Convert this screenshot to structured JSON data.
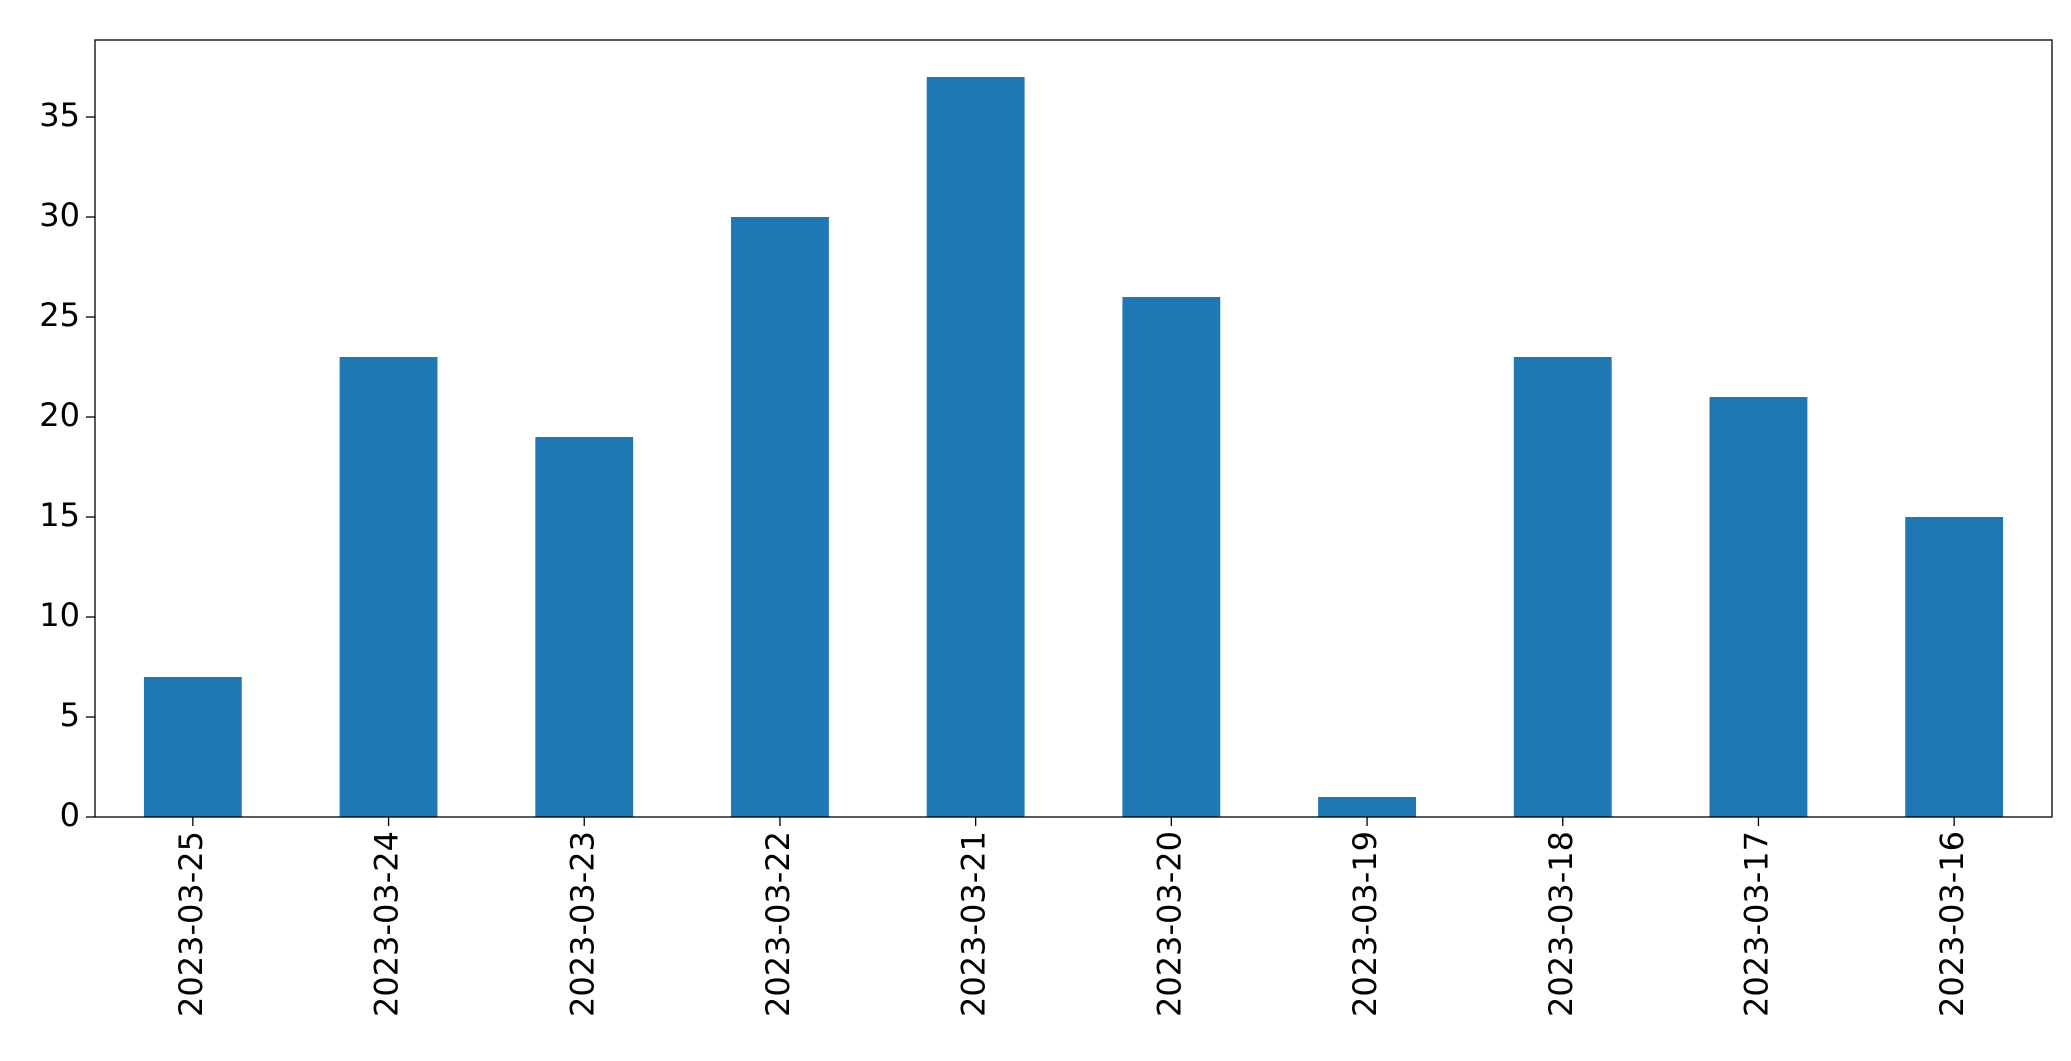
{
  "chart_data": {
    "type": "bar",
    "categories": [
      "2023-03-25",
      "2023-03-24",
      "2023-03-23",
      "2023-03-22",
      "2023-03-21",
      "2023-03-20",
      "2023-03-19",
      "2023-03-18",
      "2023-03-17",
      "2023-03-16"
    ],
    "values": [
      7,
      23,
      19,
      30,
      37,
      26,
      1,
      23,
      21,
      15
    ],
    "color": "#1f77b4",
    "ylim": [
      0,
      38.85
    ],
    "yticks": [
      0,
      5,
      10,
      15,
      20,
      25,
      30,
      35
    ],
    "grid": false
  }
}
* * * * *
Exercise directions:
Without the pictures, extract every entry verbatim.

Solution:
Convert this screenshot to structured JSON data.
{
  "chart_data": {
    "type": "bar",
    "categories": [
      "2023-03-25",
      "2023-03-24",
      "2023-03-23",
      "2023-03-22",
      "2023-03-21",
      "2023-03-20",
      "2023-03-19",
      "2023-03-18",
      "2023-03-17",
      "2023-03-16"
    ],
    "values": [
      7,
      23,
      19,
      30,
      37,
      26,
      1,
      23,
      21,
      15
    ],
    "color": "#1f77b4",
    "ylim": [
      0,
      38.85
    ],
    "yticks": [
      0,
      5,
      10,
      15,
      20,
      25,
      30,
      35
    ],
    "grid": false
  }
}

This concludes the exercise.